Exercise description>
Retype the full set of records. Keep every character identical.

Provided records>
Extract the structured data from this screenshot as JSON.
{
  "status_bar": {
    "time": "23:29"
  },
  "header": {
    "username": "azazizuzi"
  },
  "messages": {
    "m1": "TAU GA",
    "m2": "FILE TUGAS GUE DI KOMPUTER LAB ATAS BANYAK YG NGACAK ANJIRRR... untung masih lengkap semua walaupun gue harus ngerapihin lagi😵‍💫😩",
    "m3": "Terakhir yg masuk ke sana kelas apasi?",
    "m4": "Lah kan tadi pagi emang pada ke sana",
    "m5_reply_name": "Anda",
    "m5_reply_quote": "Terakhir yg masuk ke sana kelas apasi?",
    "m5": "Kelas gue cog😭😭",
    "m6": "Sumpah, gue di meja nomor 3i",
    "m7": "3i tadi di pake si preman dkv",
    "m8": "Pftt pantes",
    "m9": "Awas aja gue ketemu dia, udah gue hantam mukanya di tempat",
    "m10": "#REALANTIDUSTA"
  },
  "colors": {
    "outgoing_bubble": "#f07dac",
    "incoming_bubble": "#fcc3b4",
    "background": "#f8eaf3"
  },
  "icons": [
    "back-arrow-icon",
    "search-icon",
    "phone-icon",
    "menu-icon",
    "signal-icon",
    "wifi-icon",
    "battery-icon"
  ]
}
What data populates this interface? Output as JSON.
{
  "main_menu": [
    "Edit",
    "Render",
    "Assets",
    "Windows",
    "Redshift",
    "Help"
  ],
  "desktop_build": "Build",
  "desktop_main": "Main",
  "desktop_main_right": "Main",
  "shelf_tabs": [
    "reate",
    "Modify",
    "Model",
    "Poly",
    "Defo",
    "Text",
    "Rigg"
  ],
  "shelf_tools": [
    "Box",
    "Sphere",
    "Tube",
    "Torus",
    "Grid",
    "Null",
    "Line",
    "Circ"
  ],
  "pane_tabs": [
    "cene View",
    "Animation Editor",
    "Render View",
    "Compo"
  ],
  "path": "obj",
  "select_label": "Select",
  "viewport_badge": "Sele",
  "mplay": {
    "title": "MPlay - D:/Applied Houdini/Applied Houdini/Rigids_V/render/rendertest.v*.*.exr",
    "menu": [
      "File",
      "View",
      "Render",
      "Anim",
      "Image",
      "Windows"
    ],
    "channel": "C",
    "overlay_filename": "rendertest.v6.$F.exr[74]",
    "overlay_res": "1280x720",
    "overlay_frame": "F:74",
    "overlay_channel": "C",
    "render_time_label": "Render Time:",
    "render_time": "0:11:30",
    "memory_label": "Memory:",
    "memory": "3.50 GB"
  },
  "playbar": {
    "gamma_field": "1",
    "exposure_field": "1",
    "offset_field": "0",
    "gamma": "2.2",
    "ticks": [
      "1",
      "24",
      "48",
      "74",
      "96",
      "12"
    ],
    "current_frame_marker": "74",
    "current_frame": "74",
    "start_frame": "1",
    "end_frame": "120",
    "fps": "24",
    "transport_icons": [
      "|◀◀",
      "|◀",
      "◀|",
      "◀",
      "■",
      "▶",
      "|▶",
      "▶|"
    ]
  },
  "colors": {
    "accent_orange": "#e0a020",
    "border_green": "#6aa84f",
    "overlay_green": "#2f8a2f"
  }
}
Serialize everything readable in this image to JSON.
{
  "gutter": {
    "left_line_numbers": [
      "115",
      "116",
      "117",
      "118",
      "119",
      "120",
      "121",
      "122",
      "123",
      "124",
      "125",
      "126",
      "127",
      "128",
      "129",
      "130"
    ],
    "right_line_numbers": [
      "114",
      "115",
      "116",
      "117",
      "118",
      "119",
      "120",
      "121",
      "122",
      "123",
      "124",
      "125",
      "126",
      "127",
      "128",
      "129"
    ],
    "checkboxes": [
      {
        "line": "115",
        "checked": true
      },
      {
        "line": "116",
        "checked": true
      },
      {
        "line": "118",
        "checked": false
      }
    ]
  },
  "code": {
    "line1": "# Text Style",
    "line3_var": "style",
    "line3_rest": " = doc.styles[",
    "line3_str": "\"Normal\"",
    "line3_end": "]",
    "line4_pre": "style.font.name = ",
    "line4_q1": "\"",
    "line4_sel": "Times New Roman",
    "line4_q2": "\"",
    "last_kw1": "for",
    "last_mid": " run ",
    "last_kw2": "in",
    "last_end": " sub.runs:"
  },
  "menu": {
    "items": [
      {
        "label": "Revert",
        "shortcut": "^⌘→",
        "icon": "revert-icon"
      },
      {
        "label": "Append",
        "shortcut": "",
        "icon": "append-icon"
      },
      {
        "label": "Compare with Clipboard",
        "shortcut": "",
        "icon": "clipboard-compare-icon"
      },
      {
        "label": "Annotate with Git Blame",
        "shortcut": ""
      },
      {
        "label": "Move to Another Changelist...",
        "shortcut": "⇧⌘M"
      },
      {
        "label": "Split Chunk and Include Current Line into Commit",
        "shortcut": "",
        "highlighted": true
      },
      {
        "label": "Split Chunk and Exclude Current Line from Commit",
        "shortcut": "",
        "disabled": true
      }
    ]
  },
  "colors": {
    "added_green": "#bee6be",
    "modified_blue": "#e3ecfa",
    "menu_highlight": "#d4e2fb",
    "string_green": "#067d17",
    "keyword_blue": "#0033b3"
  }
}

Exercise solution>
Extract the structured data from this screenshot as JSON.
{
  "status_bar": {
    "time": "23:29"
  },
  "header": {
    "username": "azazizuzi"
  },
  "messages": {
    "m1": "TAU GA",
    "m2": "FILE TUGAS GUE DI KOMPUTER LAB ATAS BANYAK YG NGACAK ANJIRRR... untung masih lengkap semua walaupun gue harus ngerapihin lagi😵‍💫😩",
    "m3": "Terakhir yg masuk ke sana kelas apasi?",
    "m4": "Lah kan tadi pagi emang pada ke sana",
    "m5_reply_name": "Anda",
    "m5_reply_quote": "Terakhir yg masuk ke sana kelas apasi?",
    "m5": "Kelas gue cog😭😭",
    "m6": "Sumpah, gue di meja nomor 3i",
    "m7": "3i tadi di pake si preman dkv",
    "m8": "Pftt pantes",
    "m9": "Awas aja gue ketemu dia, udah gue hantam mukanya di tempat",
    "m10": "#REALANTIDUSTA"
  },
  "colors": {
    "outgoing_bubble": "#f07dac",
    "incoming_bubble": "#fcc3b4",
    "background": "#f8eaf3"
  },
  "icons": [
    "back-arrow-icon",
    "search-icon",
    "phone-icon",
    "menu-icon",
    "signal-icon",
    "wifi-icon",
    "battery-icon"
  ]
}
What data populates this interface? Output as JSON.
{
  "main_menu": [
    "Edit",
    "Render",
    "Assets",
    "Windows",
    "Redshift",
    "Help"
  ],
  "desktop_build": "Build",
  "desktop_main": "Main",
  "desktop_main_right": "Main",
  "shelf_tabs": [
    "reate",
    "Modify",
    "Model",
    "Poly",
    "Defo",
    "Text",
    "Rigg"
  ],
  "shelf_tools": [
    "Box",
    "Sphere",
    "Tube",
    "Torus",
    "Grid",
    "Null",
    "Line",
    "Circ"
  ],
  "pane_tabs": [
    "cene View",
    "Animation Editor",
    "Render View",
    "Compo"
  ],
  "path": "obj",
  "select_label": "Select",
  "viewport_badge": "Sele",
  "mplay": {
    "title": "MPlay - D:/Applied Houdini/Applied Houdini/Rigids_V/render/rendertest.v*.*.exr",
    "menu": [
      "File",
      "View",
      "Render",
      "Anim",
      "Image",
      "Windows"
    ],
    "channel": "C",
    "overlay_filename": "rendertest.v6.$F.exr[74]",
    "overlay_res": "1280x720",
    "overlay_frame": "F:74",
    "overlay_channel": "C",
    "render_time_label": "Render Time:",
    "render_time": "0:11:30",
    "memory_label": "Memory:",
    "memory": "3.50 GB"
  },
  "playbar": {
    "gamma_field": "1",
    "exposure_field": "1",
    "offset_field": "0",
    "gamma": "2.2",
    "ticks": [
      "1",
      "24",
      "48",
      "74",
      "96",
      "12"
    ],
    "current_frame_marker": "74",
    "current_frame": "74",
    "start_frame": "1",
    "end_frame": "120",
    "fps": "24",
    "transport_icons": [
      "|◀◀",
      "|◀",
      "◀|",
      "◀",
      "■",
      "▶",
      "|▶",
      "▶|"
    ]
  },
  "colors": {
    "accent_orange": "#e0a020",
    "border_green": "#6aa84f",
    "overlay_green": "#2f8a2f"
  }
}
Serialize everything readable in this image to JSON.
{
  "gutter": {
    "left_line_numbers": [
      "115",
      "116",
      "117",
      "118",
      "119",
      "120",
      "121",
      "122",
      "123",
      "124",
      "125",
      "126",
      "127",
      "128",
      "129",
      "130"
    ],
    "right_line_numbers": [
      "114",
      "115",
      "116",
      "117",
      "118",
      "119",
      "120",
      "121",
      "122",
      "123",
      "124",
      "125",
      "126",
      "127",
      "128",
      "129"
    ],
    "checkboxes": [
      {
        "line": "115",
        "checked": true
      },
      {
        "line": "116",
        "checked": true
      },
      {
        "line": "118",
        "checked": false
      }
    ]
  },
  "code": {
    "line1": "# Text Style",
    "line3_var": "style",
    "line3_rest": " = doc.styles[",
    "line3_str": "\"Normal\"",
    "line3_end": "]",
    "line4_pre": "style.font.name = ",
    "line4_q1": "\"",
    "line4_sel": "Times New Roman",
    "line4_q2": "\"",
    "last_kw1": "for",
    "last_mid": " run ",
    "last_kw2": "in",
    "last_end": " sub.runs:"
  },
  "menu": {
    "items": [
      {
        "label": "Revert",
        "shortcut": "^⌘→",
        "icon": "revert-icon"
      },
      {
        "label": "Append",
        "shortcut": "",
        "icon": "append-icon"
      },
      {
        "label": "Compare with Clipboard",
        "shortcut": "",
        "icon": "clipboard-compare-icon"
      },
      {
        "label": "Annotate with Git Blame",
        "shortcut": ""
      },
      {
        "label": "Move to Another Changelist...",
        "shortcut": "⇧⌘M"
      },
      {
        "label": "Split Chunk and Include Current Line into Commit",
        "shortcut": "",
        "highlighted": true
      },
      {
        "label": "Split Chunk and Exclude Current Line from Commit",
        "shortcut": "",
        "disabled": true
      }
    ]
  },
  "colors": {
    "added_green": "#bee6be",
    "modified_blue": "#e3ecfa",
    "menu_highlight": "#d4e2fb",
    "string_green": "#067d17",
    "keyword_blue": "#0033b3"
  }
}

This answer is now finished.